--- BEGIN Information given ---

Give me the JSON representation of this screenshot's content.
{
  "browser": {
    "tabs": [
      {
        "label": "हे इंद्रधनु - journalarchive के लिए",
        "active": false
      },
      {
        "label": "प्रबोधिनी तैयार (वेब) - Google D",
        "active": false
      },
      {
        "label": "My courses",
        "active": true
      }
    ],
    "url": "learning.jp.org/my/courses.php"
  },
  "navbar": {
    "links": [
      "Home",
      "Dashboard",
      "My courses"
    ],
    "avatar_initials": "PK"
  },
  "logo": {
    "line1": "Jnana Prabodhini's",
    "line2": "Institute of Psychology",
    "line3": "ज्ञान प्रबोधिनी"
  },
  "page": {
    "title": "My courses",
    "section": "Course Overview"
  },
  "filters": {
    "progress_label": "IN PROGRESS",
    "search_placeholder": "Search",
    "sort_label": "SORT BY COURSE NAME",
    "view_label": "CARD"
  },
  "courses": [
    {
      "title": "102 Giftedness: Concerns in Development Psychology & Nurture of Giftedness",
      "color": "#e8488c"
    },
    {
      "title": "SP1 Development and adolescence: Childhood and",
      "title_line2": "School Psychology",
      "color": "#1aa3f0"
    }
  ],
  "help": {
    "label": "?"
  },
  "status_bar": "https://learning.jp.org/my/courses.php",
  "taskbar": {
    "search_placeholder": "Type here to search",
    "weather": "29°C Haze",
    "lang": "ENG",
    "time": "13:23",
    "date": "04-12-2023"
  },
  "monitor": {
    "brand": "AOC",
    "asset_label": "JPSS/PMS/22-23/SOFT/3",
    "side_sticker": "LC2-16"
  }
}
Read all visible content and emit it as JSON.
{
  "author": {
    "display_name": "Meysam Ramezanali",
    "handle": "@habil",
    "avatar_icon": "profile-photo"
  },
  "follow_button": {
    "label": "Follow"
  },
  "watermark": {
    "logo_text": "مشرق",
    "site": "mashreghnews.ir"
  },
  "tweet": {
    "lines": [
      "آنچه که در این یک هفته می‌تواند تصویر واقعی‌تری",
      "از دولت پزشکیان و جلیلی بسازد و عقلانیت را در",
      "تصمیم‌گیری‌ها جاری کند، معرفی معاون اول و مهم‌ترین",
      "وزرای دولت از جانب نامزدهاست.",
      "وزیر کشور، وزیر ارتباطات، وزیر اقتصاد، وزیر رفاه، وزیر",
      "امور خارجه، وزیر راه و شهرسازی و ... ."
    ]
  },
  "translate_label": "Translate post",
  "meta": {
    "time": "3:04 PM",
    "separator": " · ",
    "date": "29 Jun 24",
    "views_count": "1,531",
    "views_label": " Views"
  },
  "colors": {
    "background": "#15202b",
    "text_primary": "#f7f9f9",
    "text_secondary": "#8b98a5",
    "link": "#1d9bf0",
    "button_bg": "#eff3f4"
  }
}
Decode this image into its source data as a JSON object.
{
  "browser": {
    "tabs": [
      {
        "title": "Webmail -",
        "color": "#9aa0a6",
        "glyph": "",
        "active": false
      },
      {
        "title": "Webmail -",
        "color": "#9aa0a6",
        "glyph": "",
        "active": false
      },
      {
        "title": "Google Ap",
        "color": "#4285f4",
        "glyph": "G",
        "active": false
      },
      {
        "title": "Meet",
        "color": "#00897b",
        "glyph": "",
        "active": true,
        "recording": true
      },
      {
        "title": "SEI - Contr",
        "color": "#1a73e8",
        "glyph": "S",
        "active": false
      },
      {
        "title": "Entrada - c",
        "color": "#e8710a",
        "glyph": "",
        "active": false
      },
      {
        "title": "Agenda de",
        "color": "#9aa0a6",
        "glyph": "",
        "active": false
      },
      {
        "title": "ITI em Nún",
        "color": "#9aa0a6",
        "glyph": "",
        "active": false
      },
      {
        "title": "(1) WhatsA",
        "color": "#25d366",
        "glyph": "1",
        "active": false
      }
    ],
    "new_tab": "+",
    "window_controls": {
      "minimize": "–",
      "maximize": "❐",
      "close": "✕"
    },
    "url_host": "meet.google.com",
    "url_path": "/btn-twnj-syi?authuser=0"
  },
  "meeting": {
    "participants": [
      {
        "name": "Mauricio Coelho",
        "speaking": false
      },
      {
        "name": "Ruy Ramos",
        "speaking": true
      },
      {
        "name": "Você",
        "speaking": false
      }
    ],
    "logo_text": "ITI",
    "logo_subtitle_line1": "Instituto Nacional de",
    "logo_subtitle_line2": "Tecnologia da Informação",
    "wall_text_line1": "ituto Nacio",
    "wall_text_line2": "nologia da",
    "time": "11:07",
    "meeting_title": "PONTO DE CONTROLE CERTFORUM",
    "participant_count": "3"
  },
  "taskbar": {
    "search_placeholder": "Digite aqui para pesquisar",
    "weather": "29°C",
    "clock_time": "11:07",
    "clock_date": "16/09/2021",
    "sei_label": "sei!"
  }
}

--- END Information given ---

Write out the material from the first line to the last, exactly.

Give me the JSON representation of this screenshot's content.
{
  "browser": {
    "tabs": [
      {
        "label": "हे इंद्रधनु - journalarchive के लिए",
        "active": false
      },
      {
        "label": "प्रबोधिनी तैयार (वेब) - Google D",
        "active": false
      },
      {
        "label": "My courses",
        "active": true
      }
    ],
    "url": "learning.jp.org/my/courses.php"
  },
  "navbar": {
    "links": [
      "Home",
      "Dashboard",
      "My courses"
    ],
    "avatar_initials": "PK"
  },
  "logo": {
    "line1": "Jnana Prabodhini's",
    "line2": "Institute of Psychology",
    "line3": "ज्ञान प्रबोधिनी"
  },
  "page": {
    "title": "My courses",
    "section": "Course Overview"
  },
  "filters": {
    "progress_label": "IN PROGRESS",
    "search_placeholder": "Search",
    "sort_label": "SORT BY COURSE NAME",
    "view_label": "CARD"
  },
  "courses": [
    {
      "title": "102 Giftedness: Concerns in Development Psychology & Nurture of Giftedness",
      "color": "#e8488c"
    },
    {
      "title": "SP1 Development and adolescence: Childhood and",
      "title_line2": "School Psychology",
      "color": "#1aa3f0"
    }
  ],
  "help": {
    "label": "?"
  },
  "status_bar": "https://learning.jp.org/my/courses.php",
  "taskbar": {
    "search_placeholder": "Type here to search",
    "weather": "29°C Haze",
    "lang": "ENG",
    "time": "13:23",
    "date": "04-12-2023"
  },
  "monitor": {
    "brand": "AOC",
    "asset_label": "JPSS/PMS/22-23/SOFT/3",
    "side_sticker": "LC2-16"
  }
}
Read all visible content and emit it as JSON.
{
  "author": {
    "display_name": "Meysam Ramezanali",
    "handle": "@habil",
    "avatar_icon": "profile-photo"
  },
  "follow_button": {
    "label": "Follow"
  },
  "watermark": {
    "logo_text": "مشرق",
    "site": "mashreghnews.ir"
  },
  "tweet": {
    "lines": [
      "آنچه که در این یک هفته می‌تواند تصویر واقعی‌تری",
      "از دولت پزشکیان و جلیلی بسازد و عقلانیت را در",
      "تصمیم‌گیری‌ها جاری کند، معرفی معاون اول و مهم‌ترین",
      "وزرای دولت از جانب نامزدهاست.",
      "وزیر کشور، وزیر ارتباطات، وزیر اقتصاد، وزیر رفاه، وزیر",
      "امور خارجه، وزیر راه و شهرسازی و ... ."
    ]
  },
  "translate_label": "Translate post",
  "meta": {
    "time": "3:04 PM",
    "separator": " · ",
    "date": "29 Jun 24",
    "views_count": "1,531",
    "views_label": " Views"
  },
  "colors": {
    "background": "#15202b",
    "text_primary": "#f7f9f9",
    "text_secondary": "#8b98a5",
    "link": "#1d9bf0",
    "button_bg": "#eff3f4"
  }
}
Decode this image into its source data as a JSON object.
{
  "browser": {
    "tabs": [
      {
        "title": "Webmail -",
        "color": "#9aa0a6",
        "glyph": "",
        "active": false
      },
      {
        "title": "Webmail -",
        "color": "#9aa0a6",
        "glyph": "",
        "active": false
      },
      {
        "title": "Google Ap",
        "color": "#4285f4",
        "glyph": "G",
        "active": false
      },
      {
        "title": "Meet",
        "color": "#00897b",
        "glyph": "",
        "active": true,
        "recording": true
      },
      {
        "title": "SEI - Contr",
        "color": "#1a73e8",
        "glyph": "S",
        "active": false
      },
      {
        "title": "Entrada - c",
        "color": "#e8710a",
        "glyph": "",
        "active": false
      },
      {
        "title": "Agenda de",
        "color": "#9aa0a6",
        "glyph": "",
        "active": false
      },
      {
        "title": "ITI em Nún",
        "color": "#9aa0a6",
        "glyph": "",
        "active": false
      },
      {
        "title": "(1) WhatsA",
        "color": "#25d366",
        "glyph": "1",
        "active": false
      }
    ],
    "new_tab": "+",
    "window_controls": {
      "minimize": "–",
      "maximize": "❐",
      "close": "✕"
    },
    "url_host": "meet.google.com",
    "url_path": "/btn-twnj-syi?authuser=0"
  },
  "meeting": {
    "participants": [
      {
        "name": "Mauricio Coelho",
        "speaking": false
      },
      {
        "name": "Ruy Ramos",
        "speaking": true
      },
      {
        "name": "Você",
        "speaking": false
      }
    ],
    "logo_text": "ITI",
    "logo_subtitle_line1": "Instituto Nacional de",
    "logo_subtitle_line2": "Tecnologia da Informação",
    "wall_text_line1": "ituto Nacio",
    "wall_text_line2": "nologia da",
    "time": "11:07",
    "meeting_title": "PONTO DE CONTROLE CERTFORUM",
    "participant_count": "3"
  },
  "taskbar": {
    "search_placeholder": "Digite aqui para pesquisar",
    "weather": "29°C",
    "clock_time": "11:07",
    "clock_date": "16/09/2021",
    "sei_label": "sei!"
  }
}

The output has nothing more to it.